Data listing:
Begin
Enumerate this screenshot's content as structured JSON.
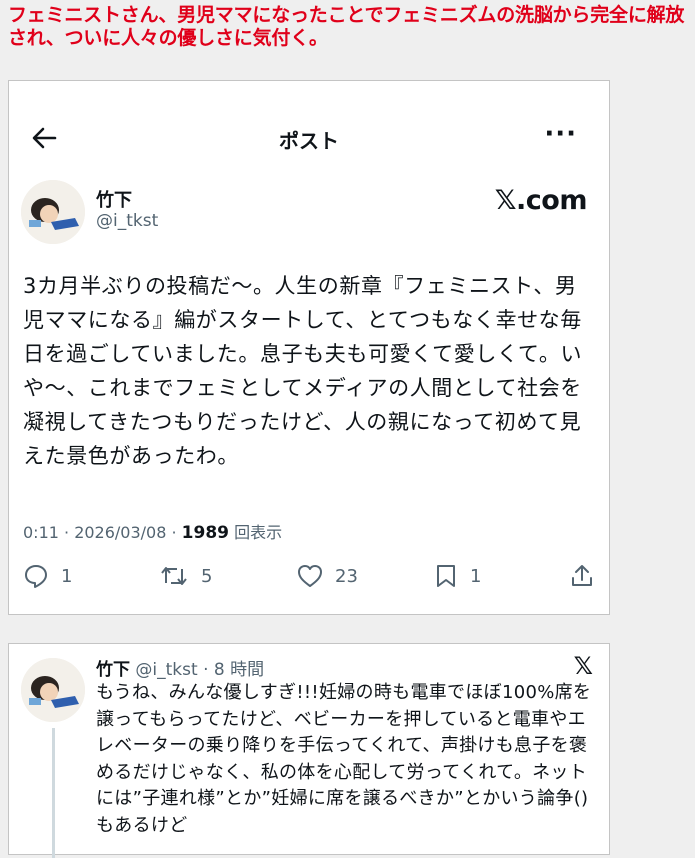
{
  "headline": "フェミニストさん、男児ママになったことでフェミニズムの洗脳から完全に解放され、ついに人々の優しさに気付く。",
  "post": {
    "nav_title": "ポスト",
    "more": "···",
    "author_name": "竹下",
    "handle": "@i_tkst",
    "brand": "𝕏.com",
    "text": "3カ月半ぶりの投稿だ〜。人生の新章『フェミニスト、男児ママになる』編がスタートして、とてつもなく幸せな毎日を過ごしていました。息子も夫も可愛くて愛しくて。いや〜、これまでフェミとしてメディアの人間として社会を凝視してきたつもりだったけど、人の親になって初めて見えた景色があったわ。",
    "time": "0:11 · 2026/03/08 · ",
    "views_count": "1989",
    "views_label": " 回表示",
    "replies": "1",
    "reposts": "5",
    "likes": "23",
    "bookmarks": "1"
  },
  "reply": {
    "author_name": "竹下",
    "handle_time": " @i_tkst · 8 時間",
    "brand": "𝕏",
    "text": "もうね、みんな優しすぎ!!!妊婦の時も電車でほぼ100%席を譲ってもらってたけど、ベビーカーを押していると電車やエレベーターの乗り降りを手伝ってくれて、声掛けも息子を褒めるだけじゃなく、私の体を心配して労ってくれて。ネットには”子連れ様”とか”妊婦に席を譲るべきか”とかいう論争()もあるけど"
  },
  "colors": {
    "headline": "#e0001a",
    "text": "#0f1419",
    "muted": "#536471",
    "border": "#c4c4c4",
    "page": "#efefef"
  },
  "icons": [
    "back-arrow-icon",
    "more-icon",
    "reply-icon",
    "repost-icon",
    "like-icon",
    "bookmark-icon",
    "share-icon"
  ]
}
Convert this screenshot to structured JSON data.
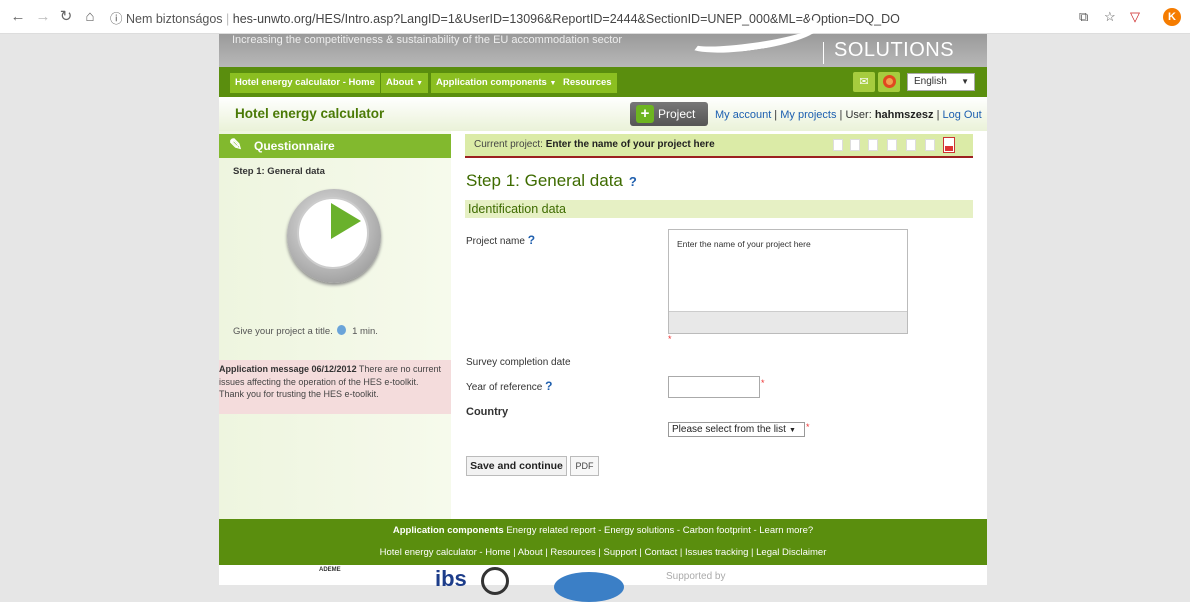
End
TASK OBJECTIVE. Every record gets retyped exactly; no picture goes into the copy.

ANSWER TO THIS TASK.
Enumerate this screenshot's content as structured JSON.
{
  "headline": "フェミニストさん、男児ママになったことでフェミニズムの洗脳から完全に解放され、ついに人々の優しさに気付く。",
  "post": {
    "nav_title": "ポスト",
    "more": "···",
    "author_name": "竹下",
    "handle": "@i_tkst",
    "brand": "𝕏.com",
    "text": "3カ月半ぶりの投稿だ〜。人生の新章『フェミニスト、男児ママになる』編がスタートして、とてつもなく幸せな毎日を過ごしていました。息子も夫も可愛くて愛しくて。いや〜、これまでフェミとしてメディアの人間として社会を凝視してきたつもりだったけど、人の親になって初めて見えた景色があったわ。",
    "time": "0:11 · 2026/03/08 · ",
    "views_count": "1989",
    "views_label": " 回表示",
    "replies": "1",
    "reposts": "5",
    "likes": "23",
    "bookmarks": "1"
  },
  "reply": {
    "author_name": "竹下",
    "handle_time": " @i_tkst · 8 時間",
    "brand": "𝕏",
    "text": "もうね、みんな優しすぎ!!!妊婦の時も電車でほぼ100%席を譲ってもらってたけど、ベビーカーを押していると電車やエレベーターの乗り降りを手伝ってくれて、声掛けも息子を褒めるだけじゃなく、私の体を心配して労ってくれて。ネットには”子連れ様”とか”妊婦に席を譲るべきか”とかいう論争()もあるけど"
  },
  "colors": {
    "headline": "#e0001a",
    "text": "#0f1419",
    "muted": "#536471",
    "border": "#c4c4c4",
    "page": "#efefef"
  },
  "icons": [
    "back-arrow-icon",
    "more-icon",
    "reply-icon",
    "repost-icon",
    "like-icon",
    "bookmark-icon",
    "share-icon"
  ]
}
Convert this screenshot to structured JSON data.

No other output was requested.